SOURCE TEXT.
• • • •

Autonomous Vehicles
Autonomous vehicles (AVs) enable tremendous societal benefits by improving road safety, increasing access to transportation for all, enhancing efficiency of goods movement, creating jobs, helping to reduce congestion, and meeting consumer demand, while promoting innovation and growth across various sectors of the economy.
Accordingly, TechNet supports policies that encourage the safe and efficient deployment of AVs on public roads in the United States. States should avoid adopting policies that will create, increase, or maintain barriers to the testing, development, and deployment of this technology and the benefits that come with it.
The state program supports the following principles:
- State policymakers should prioritize harmonization of laws between jurisdictions to avoid a patchwork of policies that may stifle or impede innovation. They should avoid establishing vehicle and equipment design and performance standards, safety regulations, or certifications that conflict with federal law, regulations, or guidance.
- State regulatory frameworks that restrict competition or limit operation of AVs to only one segment of innovators or automotive technologies should be avoided. Policies should be business model and technology-neutral and foster continued innovation in the industry, avoid picking winners and losers, prioritize public safety, and protect intellectual property.
- A human operator inside an AV should not be required. Policymakers should not predetermine how the technology will develop or legislate technology by specifying the role of a human in its development.
- Local ordinances, or other formal local sign-off, as a prerequisite for testing or deployment within a state should not be required. TechNet believes that a patchwork of local laws and regulations would be unnecessarily burdensome and could impede travel between jurisdictions.
- States should follow the guidelines and best practices outlined in the U.S. Department of Transportation’s “Automated Driving Systems: A Vision for Safety 2.0” and “Preparing for the Future of Transportation: Automated Vehicles 3.0.”
- The operation of AVs in a state should be subject to the same accident and operating reporting requirements as human-driven vehicles. Federal reporting requirements are sufficient to address the states’ interest in assessing AV and road safety.

• • • •

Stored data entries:
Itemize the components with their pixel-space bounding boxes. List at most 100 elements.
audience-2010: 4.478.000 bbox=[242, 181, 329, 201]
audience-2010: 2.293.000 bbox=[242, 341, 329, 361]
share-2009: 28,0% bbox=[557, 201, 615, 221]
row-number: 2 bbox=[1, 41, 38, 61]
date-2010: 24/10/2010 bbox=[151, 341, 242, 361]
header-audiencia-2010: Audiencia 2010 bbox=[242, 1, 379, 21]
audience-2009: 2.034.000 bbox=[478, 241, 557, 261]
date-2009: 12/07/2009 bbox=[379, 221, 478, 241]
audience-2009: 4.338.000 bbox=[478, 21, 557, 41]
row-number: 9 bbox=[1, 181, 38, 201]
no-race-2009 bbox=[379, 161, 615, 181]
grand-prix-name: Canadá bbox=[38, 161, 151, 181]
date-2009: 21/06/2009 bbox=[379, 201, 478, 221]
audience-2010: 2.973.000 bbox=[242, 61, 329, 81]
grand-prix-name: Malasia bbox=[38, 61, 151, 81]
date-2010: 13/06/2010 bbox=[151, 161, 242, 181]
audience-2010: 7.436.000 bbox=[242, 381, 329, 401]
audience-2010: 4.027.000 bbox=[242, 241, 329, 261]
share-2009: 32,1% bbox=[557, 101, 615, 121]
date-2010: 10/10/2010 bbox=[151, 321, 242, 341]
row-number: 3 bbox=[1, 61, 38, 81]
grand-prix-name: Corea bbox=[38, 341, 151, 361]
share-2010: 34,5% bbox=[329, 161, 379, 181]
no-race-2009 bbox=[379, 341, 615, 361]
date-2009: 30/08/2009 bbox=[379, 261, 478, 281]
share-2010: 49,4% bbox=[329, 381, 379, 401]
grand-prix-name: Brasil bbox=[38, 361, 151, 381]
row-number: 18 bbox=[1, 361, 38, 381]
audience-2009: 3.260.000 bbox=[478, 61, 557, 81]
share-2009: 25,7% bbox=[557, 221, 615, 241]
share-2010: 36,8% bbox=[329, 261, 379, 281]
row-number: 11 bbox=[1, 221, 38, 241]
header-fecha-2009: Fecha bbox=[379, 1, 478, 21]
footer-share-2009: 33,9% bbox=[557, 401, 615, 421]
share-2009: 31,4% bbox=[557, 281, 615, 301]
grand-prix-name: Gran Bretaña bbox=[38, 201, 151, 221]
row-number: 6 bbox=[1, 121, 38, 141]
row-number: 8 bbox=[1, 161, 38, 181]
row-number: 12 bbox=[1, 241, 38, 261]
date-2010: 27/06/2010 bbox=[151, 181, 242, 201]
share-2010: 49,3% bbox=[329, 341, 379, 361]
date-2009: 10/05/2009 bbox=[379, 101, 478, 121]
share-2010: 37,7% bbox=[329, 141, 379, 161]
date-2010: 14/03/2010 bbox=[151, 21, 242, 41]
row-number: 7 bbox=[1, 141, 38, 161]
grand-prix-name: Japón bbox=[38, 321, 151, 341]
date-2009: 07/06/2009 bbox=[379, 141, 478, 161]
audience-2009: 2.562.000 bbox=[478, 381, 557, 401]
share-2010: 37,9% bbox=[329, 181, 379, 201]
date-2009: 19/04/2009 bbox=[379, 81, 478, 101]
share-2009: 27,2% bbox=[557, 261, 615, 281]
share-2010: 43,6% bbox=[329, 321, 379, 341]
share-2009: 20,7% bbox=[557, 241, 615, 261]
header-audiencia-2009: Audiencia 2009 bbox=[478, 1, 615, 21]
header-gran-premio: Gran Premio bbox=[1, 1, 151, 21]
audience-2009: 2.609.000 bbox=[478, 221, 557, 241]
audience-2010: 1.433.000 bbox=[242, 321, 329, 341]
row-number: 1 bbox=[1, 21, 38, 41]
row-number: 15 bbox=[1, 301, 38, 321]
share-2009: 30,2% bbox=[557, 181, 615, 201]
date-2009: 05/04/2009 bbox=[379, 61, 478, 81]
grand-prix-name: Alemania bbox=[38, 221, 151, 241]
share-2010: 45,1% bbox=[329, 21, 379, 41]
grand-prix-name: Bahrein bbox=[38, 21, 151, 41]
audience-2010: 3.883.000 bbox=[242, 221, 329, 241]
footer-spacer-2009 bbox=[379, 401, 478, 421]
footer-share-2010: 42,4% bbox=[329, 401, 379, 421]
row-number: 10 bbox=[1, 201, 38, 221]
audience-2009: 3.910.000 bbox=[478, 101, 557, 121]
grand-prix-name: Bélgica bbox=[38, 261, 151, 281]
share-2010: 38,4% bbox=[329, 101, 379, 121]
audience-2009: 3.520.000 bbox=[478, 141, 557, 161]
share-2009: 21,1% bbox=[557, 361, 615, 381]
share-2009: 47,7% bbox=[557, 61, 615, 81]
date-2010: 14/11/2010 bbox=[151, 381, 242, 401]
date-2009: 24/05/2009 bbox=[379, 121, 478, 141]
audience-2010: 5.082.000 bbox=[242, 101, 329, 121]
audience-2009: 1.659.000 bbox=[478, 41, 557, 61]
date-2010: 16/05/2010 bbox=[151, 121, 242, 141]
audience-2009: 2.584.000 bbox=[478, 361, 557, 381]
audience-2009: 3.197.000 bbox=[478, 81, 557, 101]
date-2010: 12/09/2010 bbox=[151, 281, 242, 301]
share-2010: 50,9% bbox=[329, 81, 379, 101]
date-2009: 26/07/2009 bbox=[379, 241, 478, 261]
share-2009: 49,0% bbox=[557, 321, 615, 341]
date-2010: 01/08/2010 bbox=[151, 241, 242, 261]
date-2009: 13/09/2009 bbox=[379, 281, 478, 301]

• • • •

ACTIVITIES.
(1) Based on the autonomous vehicles statement, say whether each claim agrees with it, answering yes or no and quoting the words that decide it: (a) a human operator should be required inside an AV; (b) state policymakers should prioritize harmonization of laws between jurisdictions; (c) AVs should face stricter accident reporting requirements than human-driven vehicles.
(2) Reproduce a passage of the autonomous vehicles statement word for word, beginning at the words "- State regulatory" and stopping after "protect intellectual property.".
(3) Carry on the autonomous vehicles statement from the point where it stops.

RESULTS OF THE EXERCISE.
(1)
(a) No: "A human operator inside an AV should not be required."
(b) Yes: "State policymakers should prioritize harmonization of laws between jurisdictions to avoid a patchwork of policies that may stifle or impede innovation."
(c) No: "The operation of AVs in a state should be subject to the same accident and operating reporting requirements as human-driven vehicles."

(2)
- State regulatory frameworks that restrict competition or limit operation of AVs to only one segment of innovators or automotive technologies should be avoided. Policies should be business model and technology-neutral and foster continued innovation in the industry, avoid picking winners and losers, prioritize public safety, and protect intellectual property.

(3)
- State laws and regulations should be updated to remove legal barriers to driverless deployment of AVs on public roads, including vehicles with purpose-built designs.
- State policy should include the promotion of and investment in the broader AV ecosystem that supports accelerated AV deployments, including AV-related technologies, infrastructure, and other architecture that will enable and accelerate AV operations.
- States should promote policies that lead to a clear pathway to driverless commercial operations.
- TechNet also supports systems that promote access to publicly available data on road and traffic conditions.
- State policies should use definitions and terminology consistent with SAE J3016 (April 2021).
- Vehicles equipped with advanced driver-assistance systems (ADAS) are not AVs, and TechNet works to educate policymakers on the unique and distinct nature of both ADAS and AVs. State laws should prohibit vehicles equipped with ADAS from being advertised as AVs.
- States should avoid special or unique permitting, licensing, insurance, or registration requirements specific to AV operations.
- States should maintain existing laws on liability, unless and until the need for change is demonstrated.
- Bills and regulations should provide a clear path to the commercial, driverless deployment of AVs.
- Governments should not mandate the sharing of businesses’ data that they cannot adequately analyze and use to promote further innovation.
- States should create a line of communication and provide industry expertise to various state AV task forces.
- Policymakers should avoid any regulations that limit or delay the use of AVs in public transportation systems. Limiting AVs in public transportation will deny mobility benefits to the riders that need it most.
- Policymakers should view AVs and related technology as job creators, with the AV industry playing a critical role in enhancing state and local economies, economic competitiveness, and opportunity overall.
- In general, policymaking should not form a distinction between AVs and human-operated vehicles unless there is a clearly articulable rationale.
Connected Vehicles
Connected vehicle technology has the potential to revolutionize transportation, making our roads safer, more efficient, and more environmentally friendly. TechNet supports policies that advance connected vehicle technology through investment in the research, development, and deployment of vehicle-to-everything (V2X) technology.
- States should partner with the federal government and private stakeholders to support the Department of Transportation’s V2X Deployment Plan, including the near-, mid-, and long-term goals directed at infrastructure owners and operators.
- States should include V2X technologies in transportation budgets beyond pilot projects and demonstrations.
- States should, where relevant, include V2X in any roadway infrastructure plans or projects and any grant applications to the federal government.
- Public and private sector stakeholders, including federal, state, local, and tribal governments, as well as industry and research organizations, should collaborate and coordinate on connected vehicle policy, development, and deployment.
- States should support both Network and Direct V2X technologies, recognizing the unique ways in which both can contribute to safer roadways.